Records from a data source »
((

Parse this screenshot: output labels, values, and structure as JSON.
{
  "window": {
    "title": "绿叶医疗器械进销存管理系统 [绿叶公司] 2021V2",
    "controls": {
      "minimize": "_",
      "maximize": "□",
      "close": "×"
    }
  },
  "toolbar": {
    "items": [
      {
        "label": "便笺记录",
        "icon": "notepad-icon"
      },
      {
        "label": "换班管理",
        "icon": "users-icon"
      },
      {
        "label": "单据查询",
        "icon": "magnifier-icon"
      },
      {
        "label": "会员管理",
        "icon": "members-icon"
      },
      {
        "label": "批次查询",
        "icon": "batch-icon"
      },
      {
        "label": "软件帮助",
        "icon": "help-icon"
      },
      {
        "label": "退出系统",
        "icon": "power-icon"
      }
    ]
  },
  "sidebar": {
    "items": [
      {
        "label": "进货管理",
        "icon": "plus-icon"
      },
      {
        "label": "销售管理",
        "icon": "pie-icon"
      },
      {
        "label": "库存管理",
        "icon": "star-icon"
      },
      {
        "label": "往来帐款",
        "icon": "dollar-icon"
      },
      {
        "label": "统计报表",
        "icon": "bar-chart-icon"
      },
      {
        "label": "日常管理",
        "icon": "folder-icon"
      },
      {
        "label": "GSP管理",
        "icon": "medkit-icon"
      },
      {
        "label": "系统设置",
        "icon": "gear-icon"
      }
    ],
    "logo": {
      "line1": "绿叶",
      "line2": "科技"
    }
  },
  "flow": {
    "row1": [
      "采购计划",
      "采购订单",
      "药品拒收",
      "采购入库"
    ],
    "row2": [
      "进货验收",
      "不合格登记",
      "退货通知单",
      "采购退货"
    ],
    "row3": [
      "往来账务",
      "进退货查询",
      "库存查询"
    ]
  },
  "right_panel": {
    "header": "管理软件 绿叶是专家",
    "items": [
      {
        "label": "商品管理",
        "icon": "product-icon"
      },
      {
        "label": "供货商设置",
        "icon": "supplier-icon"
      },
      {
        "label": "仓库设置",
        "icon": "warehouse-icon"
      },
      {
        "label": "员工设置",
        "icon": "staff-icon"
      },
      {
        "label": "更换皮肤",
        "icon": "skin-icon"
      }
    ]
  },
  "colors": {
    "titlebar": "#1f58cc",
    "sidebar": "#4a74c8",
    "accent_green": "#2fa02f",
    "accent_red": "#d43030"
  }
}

))

Transcribe all of the lines in the records precisely.

Completed exercise »
Parse this screenshot: output labels, values, and structure as JSON.
{
  "window": {
    "title": "绿叶医疗器械进销存管理系统 [绿叶公司] 2021V2",
    "controls": {
      "minimize": "_",
      "maximize": "□",
      "close": "×"
    }
  },
  "toolbar": {
    "items": [
      {
        "label": "便笺记录",
        "icon": "notepad-icon"
      },
      {
        "label": "换班管理",
        "icon": "users-icon"
      },
      {
        "label": "单据查询",
        "icon": "magnifier-icon"
      },
      {
        "label": "会员管理",
        "icon": "members-icon"
      },
      {
        "label": "批次查询",
        "icon": "batch-icon"
      },
      {
        "label": "软件帮助",
        "icon": "help-icon"
      },
      {
        "label": "退出系统",
        "icon": "power-icon"
      }
    ]
  },
  "sidebar": {
    "items": [
      {
        "label": "进货管理",
        "icon": "plus-icon"
      },
      {
        "label": "销售管理",
        "icon": "pie-icon"
      },
      {
        "label": "库存管理",
        "icon": "star-icon"
      },
      {
        "label": "往来帐款",
        "icon": "dollar-icon"
      },
      {
        "label": "统计报表",
        "icon": "bar-chart-icon"
      },
      {
        "label": "日常管理",
        "icon": "folder-icon"
      },
      {
        "label": "GSP管理",
        "icon": "medkit-icon"
      },
      {
        "label": "系统设置",
        "icon": "gear-icon"
      }
    ],
    "logo": {
      "line1": "绿叶",
      "line2": "科技"
    }
  },
  "flow": {
    "row1": [
      "采购计划",
      "采购订单",
      "药品拒收",
      "采购入库"
    ],
    "row2": [
      "进货验收",
      "不合格登记",
      "退货通知单",
      "采购退货"
    ],
    "row3": [
      "往来账务",
      "进退货查询",
      "库存查询"
    ]
  },
  "right_panel": {
    "header": "管理软件 绿叶是专家",
    "items": [
      {
        "label": "商品管理",
        "icon": "product-icon"
      },
      {
        "label": "供货商设置",
        "icon": "supplier-icon"
      },
      {
        "label": "仓库设置",
        "icon": "warehouse-icon"
      },
      {
        "label": "员工设置",
        "icon": "staff-icon"
      },
      {
        "label": "更换皮肤",
        "icon": "skin-icon"
      }
    ]
  },
  "colors": {
    "titlebar": "#1f58cc",
    "sidebar": "#4a74c8",
    "accent_green": "#2fa02f",
    "accent_red": "#d43030"
  }
}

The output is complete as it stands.